• REQUIREMENTS
Reproduce the records below in full and without edits, omitting images.

• RECORDS TO USE
------------------------------------------------------------------------

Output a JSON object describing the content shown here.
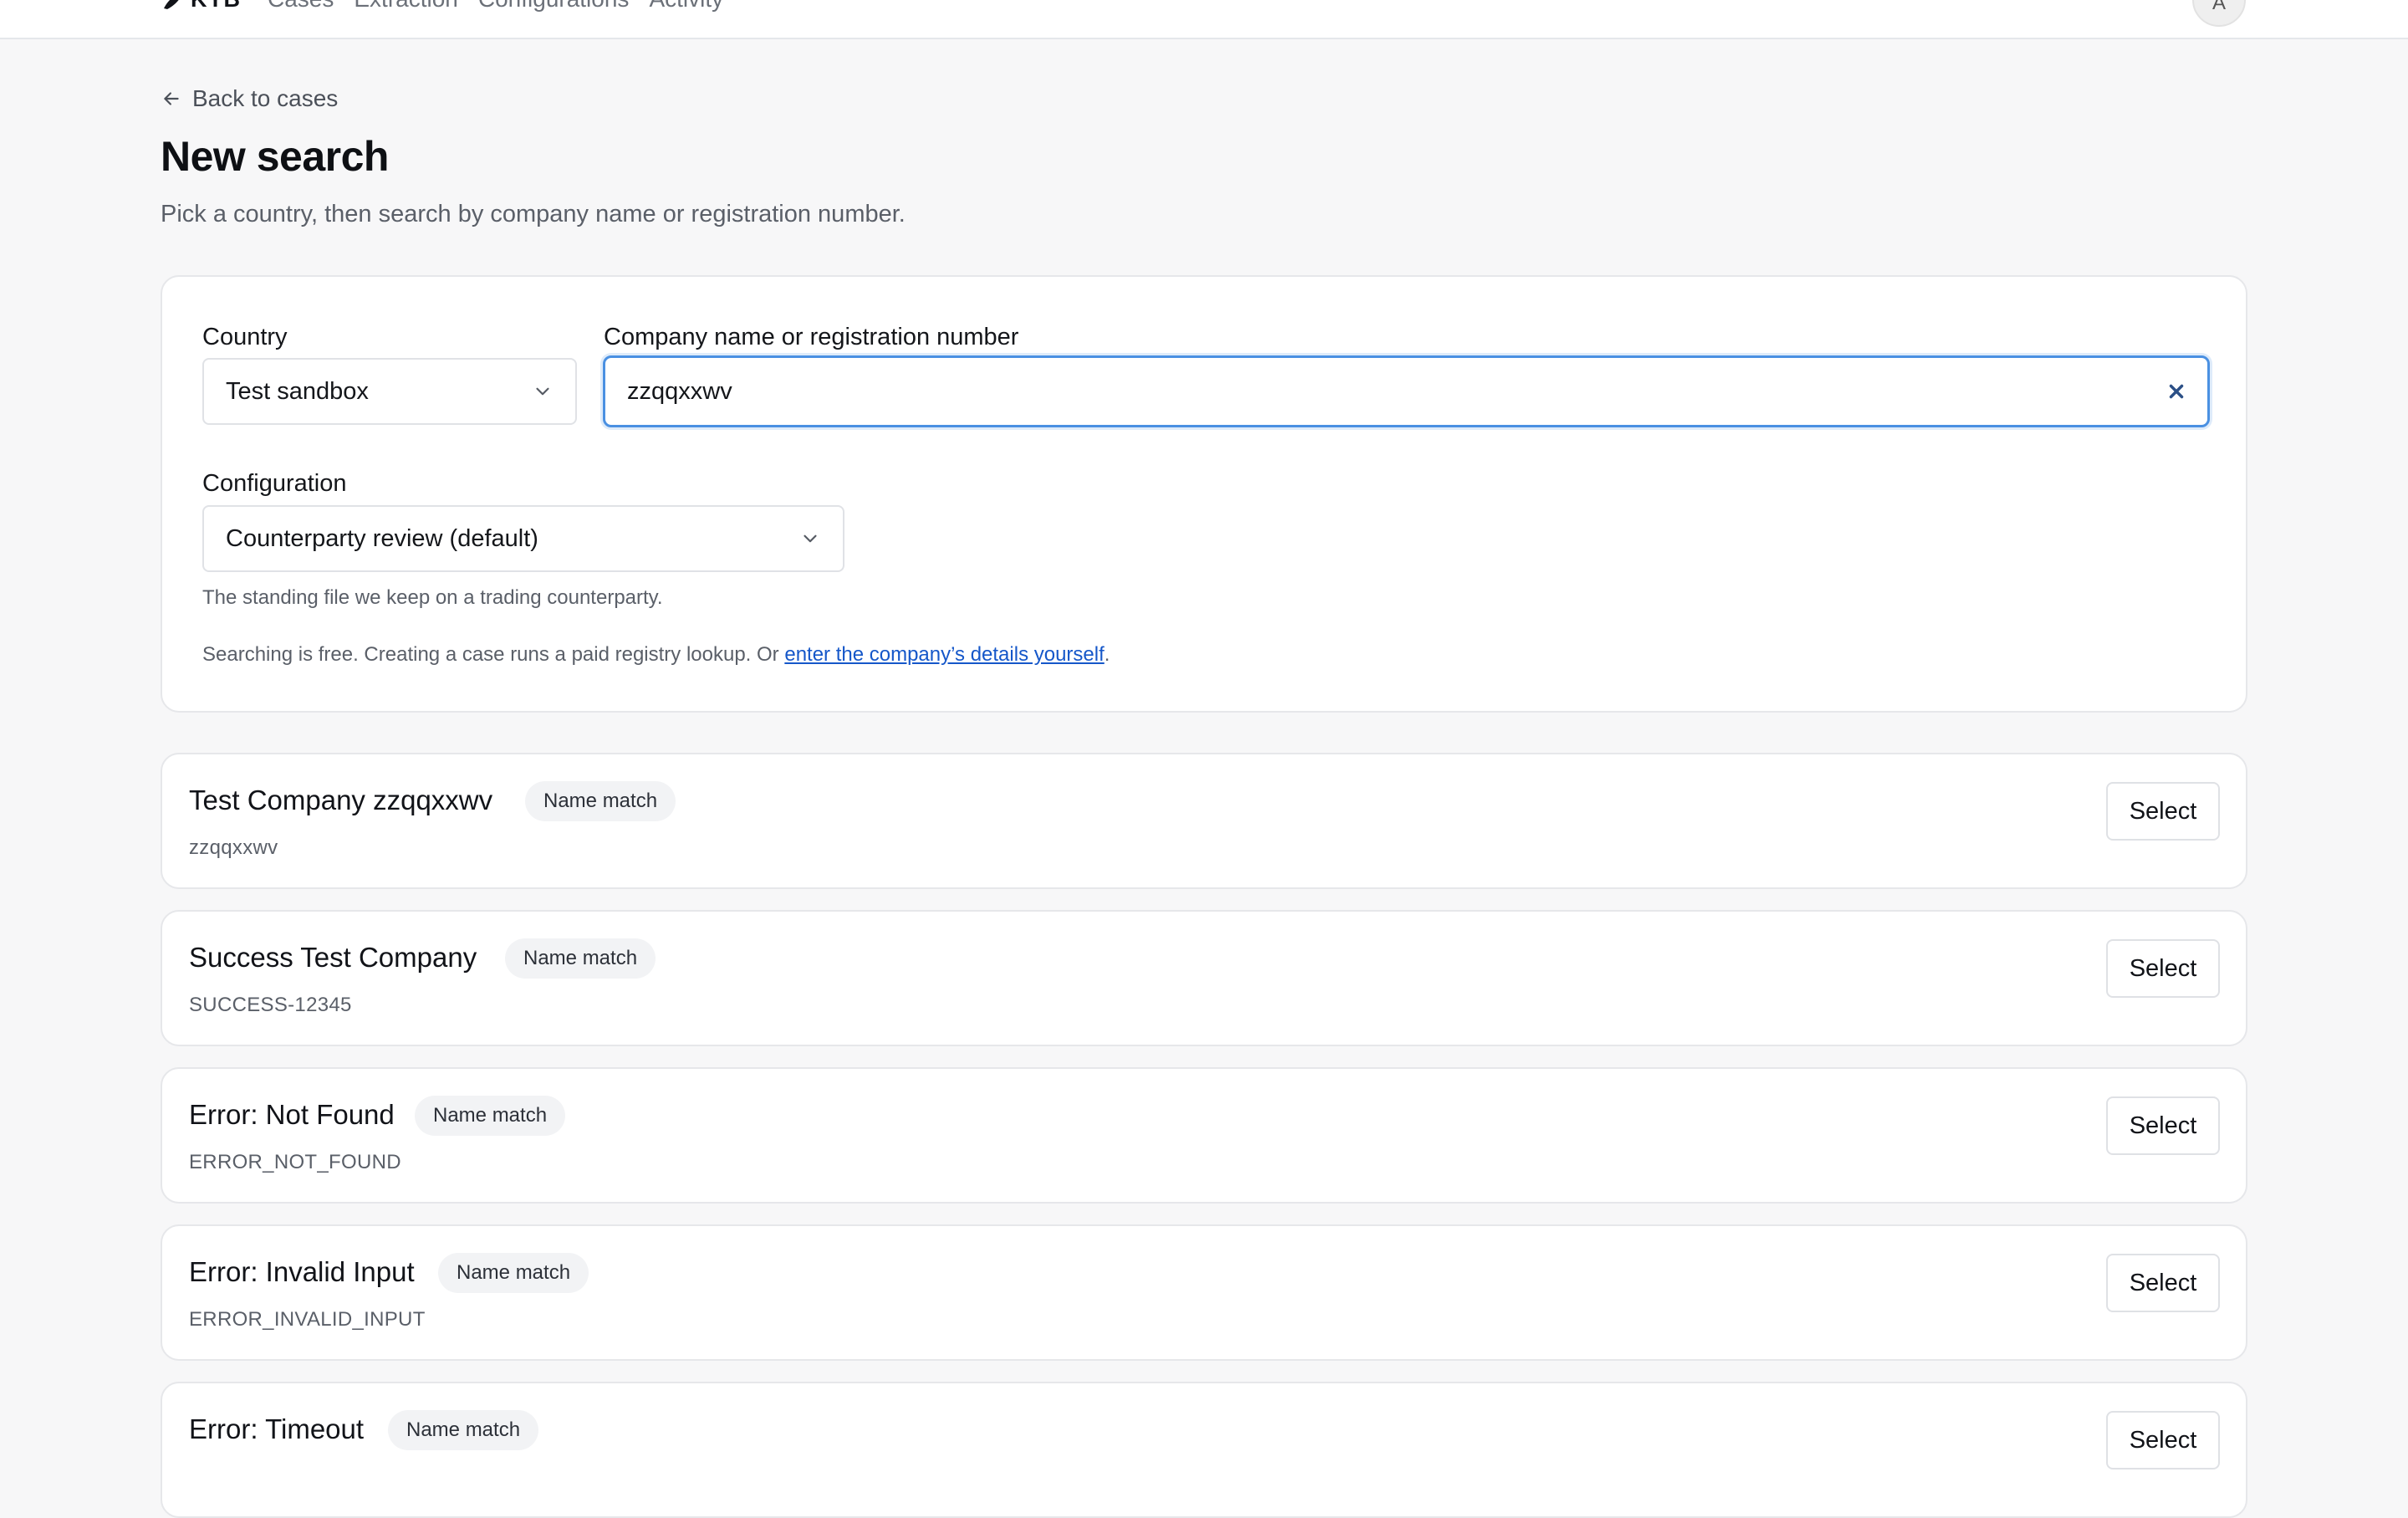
{
  "header": {
    "logo_text": "KYB",
    "nav": [
      "Cases",
      "Extraction",
      "Configurations",
      "Activity"
    ],
    "avatar_initial": "A"
  },
  "back_link": "Back to cases",
  "title": "New search",
  "subtitle": "Pick a country, then search by company name or registration number.",
  "form": {
    "country_label": "Country",
    "country_value": "Test sandbox",
    "query_label": "Company name or registration number",
    "query_value": "zzqqxxwv",
    "config_label": "Configuration",
    "config_value": "Counterparty review (default)",
    "config_help": "The standing file we keep on a trading counterparty.",
    "notice_prefix": "Searching is free. Creating a case runs a paid registry lookup. Or ",
    "notice_link": "enter the company’s details yourself",
    "notice_suffix": "."
  },
  "results": [
    {
      "name": "Test Company zzqqxxwv",
      "badge": "Name match",
      "id": "zzqqxxwv",
      "action": "Select"
    },
    {
      "name": "Success Test Company",
      "badge": "Name match",
      "id": "SUCCESS-12345",
      "action": "Select"
    },
    {
      "name": "Error: Not Found",
      "badge": "Name match",
      "id": "ERROR_NOT_FOUND",
      "action": "Select"
    },
    {
      "name": "Error: Invalid Input",
      "badge": "Name match",
      "id": "ERROR_INVALID_INPUT",
      "action": "Select"
    },
    {
      "name": "Error: Timeout",
      "badge": "Name match",
      "id": "",
      "action": "Select"
    }
  ],
  "colors": {
    "accent": "#4a90e2",
    "link": "#1557c9",
    "background": "#f7f7f8"
  }
}
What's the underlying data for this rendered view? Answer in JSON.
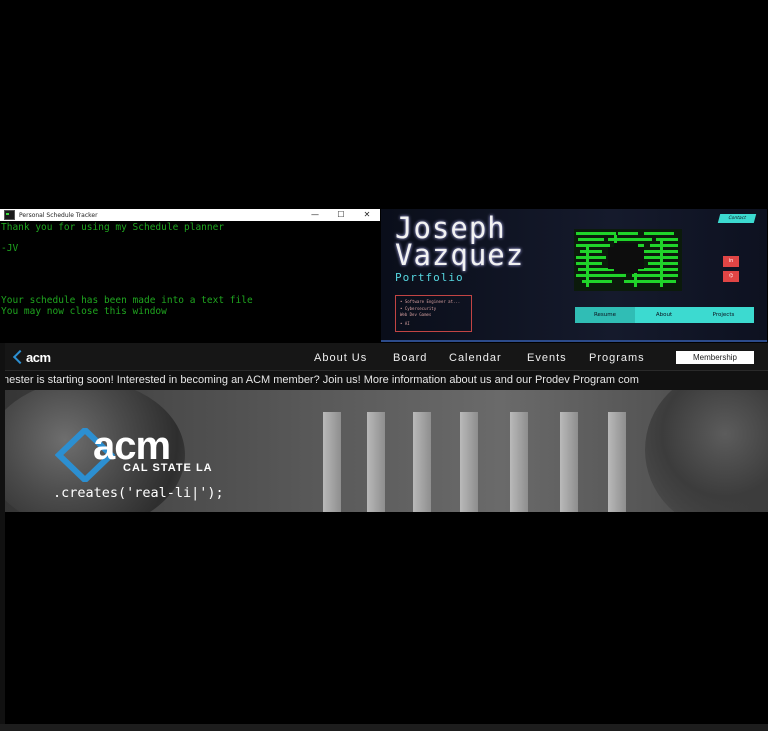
{
  "console": {
    "title": "Personal Schedule Tracker",
    "minimize": "—",
    "maximize": "☐",
    "close": "✕",
    "lines": [
      "Thank you for using my Schedule planner",
      "-JV",
      "Your schedule has been made into a text file",
      "You may now close this window"
    ]
  },
  "portfolio": {
    "first_name": "Joseph",
    "last_name": "Vazquez",
    "subtitle": "Portfolio",
    "contact_label": "Contact",
    "social": [
      {
        "label": "in",
        "icon": "linkedin-icon"
      },
      {
        "label": "⌬",
        "icon": "github-icon"
      }
    ],
    "info_items": [
      "• Software Engineer at...",
      "• Cybersecurity",
      "  Web Dev Games",
      "• AI"
    ],
    "nav": [
      "Resume",
      "About",
      "Projects"
    ],
    "colors": {
      "accent": "#3cdad0",
      "social": "#e04545",
      "info_border": "#c24444"
    }
  },
  "acm": {
    "logo_text": "acm",
    "nav_links": [
      "About Us",
      "Board",
      "Calendar",
      "Events",
      "Programs"
    ],
    "membership_label": "Membership",
    "ticker": "nester is starting soon! Interested in becoming an ACM member? Join us! More information about us and our Prodev Program com",
    "hero_logo_text": "acm",
    "hero_logo_sub": "CAL STATE LA",
    "hero_tagline": ".creates('real-li|');",
    "colors": {
      "brand_blue": "#2c8fd1"
    }
  }
}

------------------------------------------------------------------------

• WRITTEN RESPONSE
Output a JSON object describing the content shown here.
{
  "header": {
    "logo_text": "KYB",
    "nav": [
      "Cases",
      "Extraction",
      "Configurations",
      "Activity"
    ],
    "avatar_initial": "A"
  },
  "back_link": "Back to cases",
  "title": "New search",
  "subtitle": "Pick a country, then search by company name or registration number.",
  "form": {
    "country_label": "Country",
    "country_value": "Test sandbox",
    "query_label": "Company name or registration number",
    "query_value": "zzqqxxwv",
    "config_label": "Configuration",
    "config_value": "Counterparty review (default)",
    "config_help": "The standing file we keep on a trading counterparty.",
    "notice_prefix": "Searching is free. Creating a case runs a paid registry lookup. Or ",
    "notice_link": "enter the company’s details yourself",
    "notice_suffix": "."
  },
  "results": [
    {
      "name": "Test Company zzqqxxwv",
      "badge": "Name match",
      "id": "zzqqxxwv",
      "action": "Select"
    },
    {
      "name": "Success Test Company",
      "badge": "Name match",
      "id": "SUCCESS-12345",
      "action": "Select"
    },
    {
      "name": "Error: Not Found",
      "badge": "Name match",
      "id": "ERROR_NOT_FOUND",
      "action": "Select"
    },
    {
      "name": "Error: Invalid Input",
      "badge": "Name match",
      "id": "ERROR_INVALID_INPUT",
      "action": "Select"
    },
    {
      "name": "Error: Timeout",
      "badge": "Name match",
      "id": "",
      "action": "Select"
    }
  ],
  "colors": {
    "accent": "#4a90e2",
    "link": "#1557c9",
    "background": "#f7f7f8"
  }
}
What's the underlying data for this rendered view? Answer in JSON.
{
  "console": {
    "title": "Personal Schedule Tracker",
    "minimize": "—",
    "maximize": "☐",
    "close": "✕",
    "lines": [
      "Thank you for using my Schedule planner",
      "-JV",
      "Your schedule has been made into a text file",
      "You may now close this window"
    ]
  },
  "portfolio": {
    "first_name": "Joseph",
    "last_name": "Vazquez",
    "subtitle": "Portfolio",
    "contact_label": "Contact",
    "social": [
      {
        "label": "in",
        "icon": "linkedin-icon"
      },
      {
        "label": "⌬",
        "icon": "github-icon"
      }
    ],
    "info_items": [
      "• Software Engineer at...",
      "• Cybersecurity",
      "  Web Dev Games",
      "• AI"
    ],
    "nav": [
      "Resume",
      "About",
      "Projects"
    ],
    "colors": {
      "accent": "#3cdad0",
      "social": "#e04545",
      "info_border": "#c24444"
    }
  },
  "acm": {
    "logo_text": "acm",
    "nav_links": [
      "About Us",
      "Board",
      "Calendar",
      "Events",
      "Programs"
    ],
    "membership_label": "Membership",
    "ticker": "nester is starting soon! Interested in becoming an ACM member? Join us! More information about us and our Prodev Program com",
    "hero_logo_text": "acm",
    "hero_logo_sub": "CAL STATE LA",
    "hero_tagline": ".creates('real-li|');",
    "colors": {
      "brand_blue": "#2c8fd1"
    }
  }
}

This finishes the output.